(The exercise) Write out the listing lines from the line with "legend-swatch (440, 98, 457, 116)" to the line with "legend-swatch (440, 32, 457, 50)", both included, with nothing changed.

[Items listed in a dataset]
• • • • •
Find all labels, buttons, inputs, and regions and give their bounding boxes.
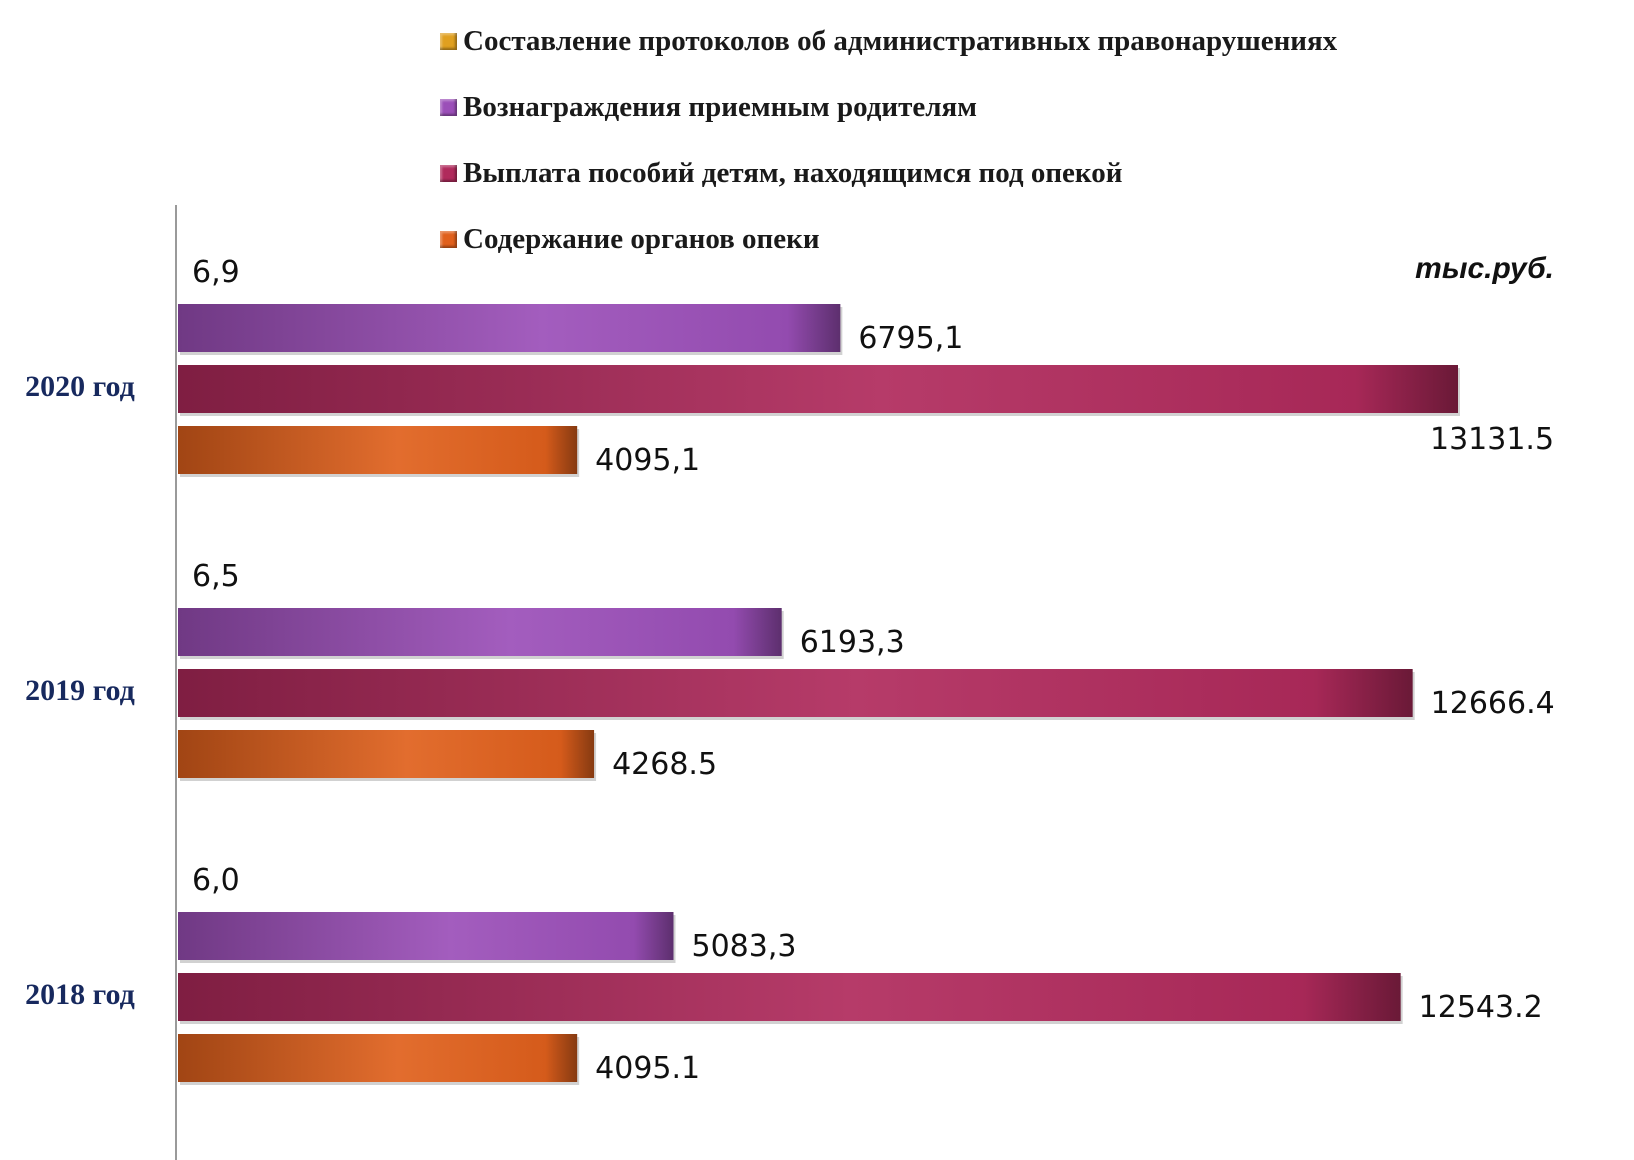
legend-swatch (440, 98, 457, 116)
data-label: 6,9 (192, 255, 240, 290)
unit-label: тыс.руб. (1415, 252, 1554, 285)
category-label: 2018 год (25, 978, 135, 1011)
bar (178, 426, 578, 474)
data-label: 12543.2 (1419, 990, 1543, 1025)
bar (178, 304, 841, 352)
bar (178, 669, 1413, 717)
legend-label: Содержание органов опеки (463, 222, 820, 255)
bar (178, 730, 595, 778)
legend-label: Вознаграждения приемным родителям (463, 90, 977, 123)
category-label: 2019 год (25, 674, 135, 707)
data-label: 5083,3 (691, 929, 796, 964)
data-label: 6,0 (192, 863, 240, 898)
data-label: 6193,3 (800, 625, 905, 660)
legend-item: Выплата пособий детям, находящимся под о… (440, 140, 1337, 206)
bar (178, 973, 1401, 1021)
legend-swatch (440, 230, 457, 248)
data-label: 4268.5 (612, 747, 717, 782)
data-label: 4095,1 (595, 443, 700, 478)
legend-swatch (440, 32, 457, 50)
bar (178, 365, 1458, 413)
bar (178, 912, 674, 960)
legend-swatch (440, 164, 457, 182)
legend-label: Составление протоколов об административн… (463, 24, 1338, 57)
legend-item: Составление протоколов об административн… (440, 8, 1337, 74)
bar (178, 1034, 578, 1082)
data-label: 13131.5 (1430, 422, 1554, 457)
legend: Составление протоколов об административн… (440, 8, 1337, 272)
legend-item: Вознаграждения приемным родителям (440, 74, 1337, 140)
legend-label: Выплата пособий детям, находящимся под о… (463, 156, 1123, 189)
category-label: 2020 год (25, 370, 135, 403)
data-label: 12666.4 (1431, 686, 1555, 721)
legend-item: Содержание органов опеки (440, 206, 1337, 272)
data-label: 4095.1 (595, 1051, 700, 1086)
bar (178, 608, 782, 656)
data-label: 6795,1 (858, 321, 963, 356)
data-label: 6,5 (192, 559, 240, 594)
• • • • •
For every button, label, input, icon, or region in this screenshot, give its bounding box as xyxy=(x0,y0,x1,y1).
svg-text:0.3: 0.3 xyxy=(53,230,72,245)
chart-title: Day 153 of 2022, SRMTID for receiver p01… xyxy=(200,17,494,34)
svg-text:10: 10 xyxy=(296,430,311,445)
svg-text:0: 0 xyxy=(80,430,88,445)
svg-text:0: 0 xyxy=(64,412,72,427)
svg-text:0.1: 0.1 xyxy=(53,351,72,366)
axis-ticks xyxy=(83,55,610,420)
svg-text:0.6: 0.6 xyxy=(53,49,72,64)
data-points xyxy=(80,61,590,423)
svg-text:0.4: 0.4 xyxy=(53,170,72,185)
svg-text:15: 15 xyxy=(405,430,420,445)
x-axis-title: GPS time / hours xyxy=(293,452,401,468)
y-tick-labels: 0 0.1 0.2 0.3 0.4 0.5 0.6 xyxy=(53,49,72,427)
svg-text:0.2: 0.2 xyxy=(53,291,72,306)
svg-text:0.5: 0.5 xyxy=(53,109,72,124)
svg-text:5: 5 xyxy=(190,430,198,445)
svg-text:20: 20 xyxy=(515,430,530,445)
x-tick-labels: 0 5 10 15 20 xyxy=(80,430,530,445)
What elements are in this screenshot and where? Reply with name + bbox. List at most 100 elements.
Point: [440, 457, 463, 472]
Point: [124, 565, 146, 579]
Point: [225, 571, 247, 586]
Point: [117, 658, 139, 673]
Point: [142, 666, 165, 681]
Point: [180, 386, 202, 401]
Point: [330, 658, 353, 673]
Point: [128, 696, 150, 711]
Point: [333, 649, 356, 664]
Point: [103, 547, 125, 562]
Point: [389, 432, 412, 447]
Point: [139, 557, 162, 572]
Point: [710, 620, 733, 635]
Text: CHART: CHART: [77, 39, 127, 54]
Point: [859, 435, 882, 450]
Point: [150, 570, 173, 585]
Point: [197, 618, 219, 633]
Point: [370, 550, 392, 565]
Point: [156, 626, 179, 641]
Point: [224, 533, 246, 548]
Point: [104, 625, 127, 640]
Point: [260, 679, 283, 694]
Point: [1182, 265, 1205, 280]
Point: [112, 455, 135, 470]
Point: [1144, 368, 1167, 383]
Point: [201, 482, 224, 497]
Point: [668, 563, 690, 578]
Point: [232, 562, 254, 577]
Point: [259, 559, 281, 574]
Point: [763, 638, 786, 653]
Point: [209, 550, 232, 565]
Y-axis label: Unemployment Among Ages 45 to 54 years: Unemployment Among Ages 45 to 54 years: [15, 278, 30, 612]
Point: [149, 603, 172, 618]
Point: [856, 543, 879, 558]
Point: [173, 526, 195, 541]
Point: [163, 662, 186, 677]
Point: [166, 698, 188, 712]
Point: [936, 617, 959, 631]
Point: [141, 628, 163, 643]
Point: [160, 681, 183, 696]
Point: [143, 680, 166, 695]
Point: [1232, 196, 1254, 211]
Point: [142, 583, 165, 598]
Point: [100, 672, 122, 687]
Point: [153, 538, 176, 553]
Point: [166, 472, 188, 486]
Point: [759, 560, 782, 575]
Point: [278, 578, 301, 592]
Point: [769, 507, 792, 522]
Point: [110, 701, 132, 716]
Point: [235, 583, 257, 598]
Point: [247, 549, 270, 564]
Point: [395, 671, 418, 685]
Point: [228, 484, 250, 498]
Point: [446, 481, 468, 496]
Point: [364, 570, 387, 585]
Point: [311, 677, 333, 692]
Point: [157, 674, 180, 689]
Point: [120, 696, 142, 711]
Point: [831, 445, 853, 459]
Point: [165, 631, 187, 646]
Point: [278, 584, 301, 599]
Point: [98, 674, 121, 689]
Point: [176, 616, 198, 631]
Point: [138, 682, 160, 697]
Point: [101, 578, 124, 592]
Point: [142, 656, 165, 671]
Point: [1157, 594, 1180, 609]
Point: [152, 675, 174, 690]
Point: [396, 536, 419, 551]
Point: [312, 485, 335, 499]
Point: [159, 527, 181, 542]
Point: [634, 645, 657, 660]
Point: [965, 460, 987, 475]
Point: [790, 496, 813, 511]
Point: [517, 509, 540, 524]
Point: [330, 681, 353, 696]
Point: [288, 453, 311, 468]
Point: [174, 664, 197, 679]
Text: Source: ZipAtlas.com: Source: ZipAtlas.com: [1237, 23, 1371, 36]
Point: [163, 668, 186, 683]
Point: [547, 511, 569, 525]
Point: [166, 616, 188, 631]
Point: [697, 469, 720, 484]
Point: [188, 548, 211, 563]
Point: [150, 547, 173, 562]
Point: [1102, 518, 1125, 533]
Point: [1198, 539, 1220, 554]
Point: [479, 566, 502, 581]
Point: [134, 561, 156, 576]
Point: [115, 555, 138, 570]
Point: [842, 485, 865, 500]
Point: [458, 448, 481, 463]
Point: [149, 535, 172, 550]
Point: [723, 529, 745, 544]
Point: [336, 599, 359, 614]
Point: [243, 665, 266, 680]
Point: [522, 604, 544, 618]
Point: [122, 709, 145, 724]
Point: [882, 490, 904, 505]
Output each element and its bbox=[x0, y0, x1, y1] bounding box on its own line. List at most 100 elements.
• • • • •
(Written answer)
legend-swatch (440, 98, 457, 116)
data-label: 6,9 (192, 255, 240, 290)
unit-label: тыс.руб. (1415, 252, 1554, 285)
category-label: 2018 год (25, 978, 135, 1011)
bar (178, 426, 578, 474)
data-label: 12543.2 (1419, 990, 1543, 1025)
bar (178, 304, 841, 352)
bar (178, 669, 1413, 717)
legend-label: Содержание органов опеки (463, 222, 820, 255)
bar (178, 730, 595, 778)
legend-label: Вознаграждения приемным родителям (463, 90, 977, 123)
category-label: 2019 год (25, 674, 135, 707)
data-label: 5083,3 (691, 929, 796, 964)
data-label: 6,0 (192, 863, 240, 898)
data-label: 6193,3 (800, 625, 905, 660)
legend-item: Выплата пособий детям, находящимся под о… (440, 140, 1337, 206)
bar (178, 973, 1401, 1021)
legend-swatch (440, 230, 457, 248)
data-label: 4268.5 (612, 747, 717, 782)
data-label: 4095,1 (595, 443, 700, 478)
legend-swatch (440, 32, 457, 50)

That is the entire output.